══ Rows

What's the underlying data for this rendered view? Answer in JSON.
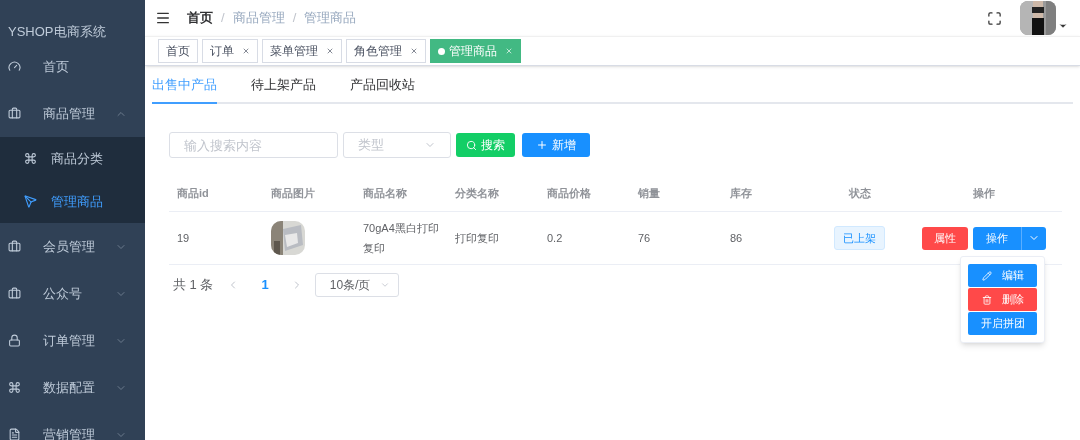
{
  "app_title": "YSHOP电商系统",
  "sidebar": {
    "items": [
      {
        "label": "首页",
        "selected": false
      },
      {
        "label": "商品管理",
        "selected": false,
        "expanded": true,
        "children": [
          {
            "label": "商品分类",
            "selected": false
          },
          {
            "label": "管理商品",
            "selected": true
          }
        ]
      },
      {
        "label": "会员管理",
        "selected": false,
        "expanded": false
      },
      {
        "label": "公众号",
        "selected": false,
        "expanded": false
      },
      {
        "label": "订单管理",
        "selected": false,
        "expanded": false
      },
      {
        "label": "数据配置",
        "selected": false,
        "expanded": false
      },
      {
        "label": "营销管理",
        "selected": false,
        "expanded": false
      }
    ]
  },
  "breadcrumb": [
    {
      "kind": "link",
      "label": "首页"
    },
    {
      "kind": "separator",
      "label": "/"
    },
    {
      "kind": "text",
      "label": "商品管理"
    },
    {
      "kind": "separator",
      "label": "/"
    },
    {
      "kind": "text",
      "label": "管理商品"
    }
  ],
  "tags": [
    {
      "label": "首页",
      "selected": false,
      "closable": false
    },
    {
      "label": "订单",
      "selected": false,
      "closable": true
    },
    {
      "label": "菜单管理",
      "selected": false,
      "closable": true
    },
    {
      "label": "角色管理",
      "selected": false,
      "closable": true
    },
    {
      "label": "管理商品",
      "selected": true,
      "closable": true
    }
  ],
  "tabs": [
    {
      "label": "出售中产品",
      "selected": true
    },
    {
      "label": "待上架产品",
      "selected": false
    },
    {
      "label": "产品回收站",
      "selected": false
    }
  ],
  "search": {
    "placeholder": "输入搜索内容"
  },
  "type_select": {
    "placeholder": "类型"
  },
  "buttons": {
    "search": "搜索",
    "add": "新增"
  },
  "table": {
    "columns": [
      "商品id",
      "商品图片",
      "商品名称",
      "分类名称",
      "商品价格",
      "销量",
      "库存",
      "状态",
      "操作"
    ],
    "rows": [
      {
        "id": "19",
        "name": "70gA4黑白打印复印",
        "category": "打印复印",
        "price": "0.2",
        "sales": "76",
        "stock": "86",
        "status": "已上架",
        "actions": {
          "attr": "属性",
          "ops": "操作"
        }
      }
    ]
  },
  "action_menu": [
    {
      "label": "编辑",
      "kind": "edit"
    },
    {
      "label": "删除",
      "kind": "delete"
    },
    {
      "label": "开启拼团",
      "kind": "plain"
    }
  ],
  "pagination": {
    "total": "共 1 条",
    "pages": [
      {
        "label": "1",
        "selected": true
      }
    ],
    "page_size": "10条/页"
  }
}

════
══ Rows

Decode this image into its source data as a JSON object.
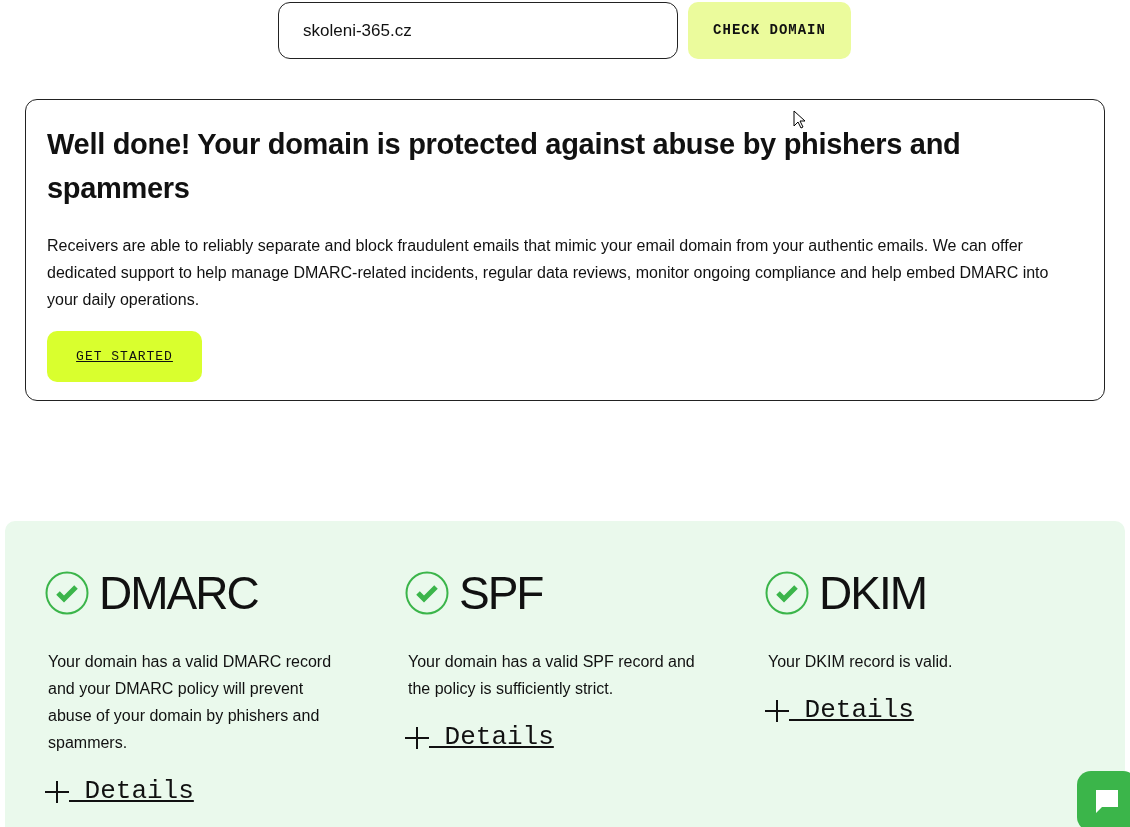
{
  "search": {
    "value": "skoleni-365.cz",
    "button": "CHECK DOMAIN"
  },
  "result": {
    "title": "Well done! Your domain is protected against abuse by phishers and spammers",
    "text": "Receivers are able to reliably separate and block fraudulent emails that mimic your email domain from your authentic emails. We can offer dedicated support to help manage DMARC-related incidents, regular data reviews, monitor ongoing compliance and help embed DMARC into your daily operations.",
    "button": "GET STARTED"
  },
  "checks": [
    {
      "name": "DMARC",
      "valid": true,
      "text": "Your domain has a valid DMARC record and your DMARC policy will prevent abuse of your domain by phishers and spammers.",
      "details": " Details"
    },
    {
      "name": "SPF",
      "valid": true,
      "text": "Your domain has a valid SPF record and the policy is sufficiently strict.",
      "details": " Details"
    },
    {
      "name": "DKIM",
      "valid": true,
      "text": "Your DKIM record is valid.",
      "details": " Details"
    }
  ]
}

════

[What is asked]: Copy each line above where the string "this" occurs.

[Reply to the exercise]:
What's the underlying data for this rendered view? Answer in JSON.
Decode this image into its source data as a JSON object.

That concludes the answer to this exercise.